* Data records
----
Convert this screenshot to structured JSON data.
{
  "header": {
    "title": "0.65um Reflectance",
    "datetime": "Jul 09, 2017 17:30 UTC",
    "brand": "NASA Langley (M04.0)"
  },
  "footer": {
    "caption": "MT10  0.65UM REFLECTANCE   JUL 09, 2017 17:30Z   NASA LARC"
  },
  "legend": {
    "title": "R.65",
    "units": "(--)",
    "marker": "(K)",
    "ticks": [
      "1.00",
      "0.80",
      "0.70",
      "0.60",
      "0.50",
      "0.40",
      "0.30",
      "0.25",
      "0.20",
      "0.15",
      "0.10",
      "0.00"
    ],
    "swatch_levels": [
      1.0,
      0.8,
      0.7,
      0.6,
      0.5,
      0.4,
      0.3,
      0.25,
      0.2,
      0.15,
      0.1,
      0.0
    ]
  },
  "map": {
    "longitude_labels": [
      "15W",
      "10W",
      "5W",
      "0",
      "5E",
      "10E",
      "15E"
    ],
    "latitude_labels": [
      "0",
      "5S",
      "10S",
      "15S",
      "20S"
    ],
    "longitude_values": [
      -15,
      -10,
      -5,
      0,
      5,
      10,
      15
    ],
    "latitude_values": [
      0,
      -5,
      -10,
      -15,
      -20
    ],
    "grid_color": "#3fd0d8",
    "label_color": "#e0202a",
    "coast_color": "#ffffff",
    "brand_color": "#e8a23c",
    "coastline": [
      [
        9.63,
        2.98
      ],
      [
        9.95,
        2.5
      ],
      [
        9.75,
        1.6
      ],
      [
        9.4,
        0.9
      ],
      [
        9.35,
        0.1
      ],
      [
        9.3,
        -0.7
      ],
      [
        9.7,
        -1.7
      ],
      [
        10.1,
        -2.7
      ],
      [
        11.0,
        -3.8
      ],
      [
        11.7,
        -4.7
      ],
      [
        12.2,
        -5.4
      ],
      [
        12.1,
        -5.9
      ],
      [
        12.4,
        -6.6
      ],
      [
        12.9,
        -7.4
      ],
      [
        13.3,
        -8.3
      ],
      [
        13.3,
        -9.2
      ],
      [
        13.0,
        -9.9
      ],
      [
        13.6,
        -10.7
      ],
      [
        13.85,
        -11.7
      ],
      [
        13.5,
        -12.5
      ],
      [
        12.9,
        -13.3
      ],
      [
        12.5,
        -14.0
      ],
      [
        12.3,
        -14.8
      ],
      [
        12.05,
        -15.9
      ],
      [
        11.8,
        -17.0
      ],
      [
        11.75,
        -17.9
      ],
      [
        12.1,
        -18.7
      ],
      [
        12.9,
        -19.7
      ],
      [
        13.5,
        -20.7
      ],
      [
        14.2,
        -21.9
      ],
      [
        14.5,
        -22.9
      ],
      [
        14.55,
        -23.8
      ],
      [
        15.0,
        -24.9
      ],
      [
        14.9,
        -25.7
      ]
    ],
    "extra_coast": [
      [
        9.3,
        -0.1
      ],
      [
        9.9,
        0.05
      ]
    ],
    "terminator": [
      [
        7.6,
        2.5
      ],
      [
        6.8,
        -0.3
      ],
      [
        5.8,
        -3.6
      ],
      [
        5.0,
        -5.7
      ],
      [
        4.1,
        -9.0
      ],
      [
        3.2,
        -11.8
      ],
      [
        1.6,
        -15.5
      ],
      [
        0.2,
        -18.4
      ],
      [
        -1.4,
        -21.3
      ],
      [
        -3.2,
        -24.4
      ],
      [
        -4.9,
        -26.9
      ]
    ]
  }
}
----
* What you will do
Restate the records, all of them, precisely as written.

* The output
Convert this screenshot to structured JSON data.
{
  "header": {
    "title": "0.65um Reflectance",
    "datetime": "Jul 09, 2017 17:30 UTC",
    "brand": "NASA Langley (M04.0)"
  },
  "footer": {
    "caption": "MT10  0.65UM REFLECTANCE   JUL 09, 2017 17:30Z   NASA LARC"
  },
  "legend": {
    "title": "R.65",
    "units": "(--)",
    "marker": "(K)",
    "ticks": [
      "1.00",
      "0.80",
      "0.70",
      "0.60",
      "0.50",
      "0.40",
      "0.30",
      "0.25",
      "0.20",
      "0.15",
      "0.10",
      "0.00"
    ],
    "swatch_levels": [
      1.0,
      0.8,
      0.7,
      0.6,
      0.5,
      0.4,
      0.3,
      0.25,
      0.2,
      0.15,
      0.1,
      0.0
    ]
  },
  "map": {
    "longitude_labels": [
      "15W",
      "10W",
      "5W",
      "0",
      "5E",
      "10E",
      "15E"
    ],
    "latitude_labels": [
      "0",
      "5S",
      "10S",
      "15S",
      "20S"
    ],
    "longitude_values": [
      -15,
      -10,
      -5,
      0,
      5,
      10,
      15
    ],
    "latitude_values": [
      0,
      -5,
      -10,
      -15,
      -20
    ],
    "grid_color": "#3fd0d8",
    "label_color": "#e0202a",
    "coast_color": "#ffffff",
    "brand_color": "#e8a23c",
    "coastline": [
      [
        9.63,
        2.98
      ],
      [
        9.95,
        2.5
      ],
      [
        9.75,
        1.6
      ],
      [
        9.4,
        0.9
      ],
      [
        9.35,
        0.1
      ],
      [
        9.3,
        -0.7
      ],
      [
        9.7,
        -1.7
      ],
      [
        10.1,
        -2.7
      ],
      [
        11.0,
        -3.8
      ],
      [
        11.7,
        -4.7
      ],
      [
        12.2,
        -5.4
      ],
      [
        12.1,
        -5.9
      ],
      [
        12.4,
        -6.6
      ],
      [
        12.9,
        -7.4
      ],
      [
        13.3,
        -8.3
      ],
      [
        13.3,
        -9.2
      ],
      [
        13.0,
        -9.9
      ],
      [
        13.6,
        -10.7
      ],
      [
        13.85,
        -11.7
      ],
      [
        13.5,
        -12.5
      ],
      [
        12.9,
        -13.3
      ],
      [
        12.5,
        -14.0
      ],
      [
        12.3,
        -14.8
      ],
      [
        12.05,
        -15.9
      ],
      [
        11.8,
        -17.0
      ],
      [
        11.75,
        -17.9
      ],
      [
        12.1,
        -18.7
      ],
      [
        12.9,
        -19.7
      ],
      [
        13.5,
        -20.7
      ],
      [
        14.2,
        -21.9
      ],
      [
        14.5,
        -22.9
      ],
      [
        14.55,
        -23.8
      ],
      [
        15.0,
        -24.9
      ],
      [
        14.9,
        -25.7
      ]
    ],
    "extra_coast": [
      [
        9.3,
        -0.1
      ],
      [
        9.9,
        0.05
      ]
    ],
    "terminator": [
      [
        7.6,
        2.5
      ],
      [
        6.8,
        -0.3
      ],
      [
        5.8,
        -3.6
      ],
      [
        5.0,
        -5.7
      ],
      [
        4.1,
        -9.0
      ],
      [
        3.2,
        -11.8
      ],
      [
        1.6,
        -15.5
      ],
      [
        0.2,
        -18.4
      ],
      [
        -1.4,
        -21.3
      ],
      [
        -3.2,
        -24.4
      ],
      [
        -4.9,
        -26.9
      ]
    ]
  }
}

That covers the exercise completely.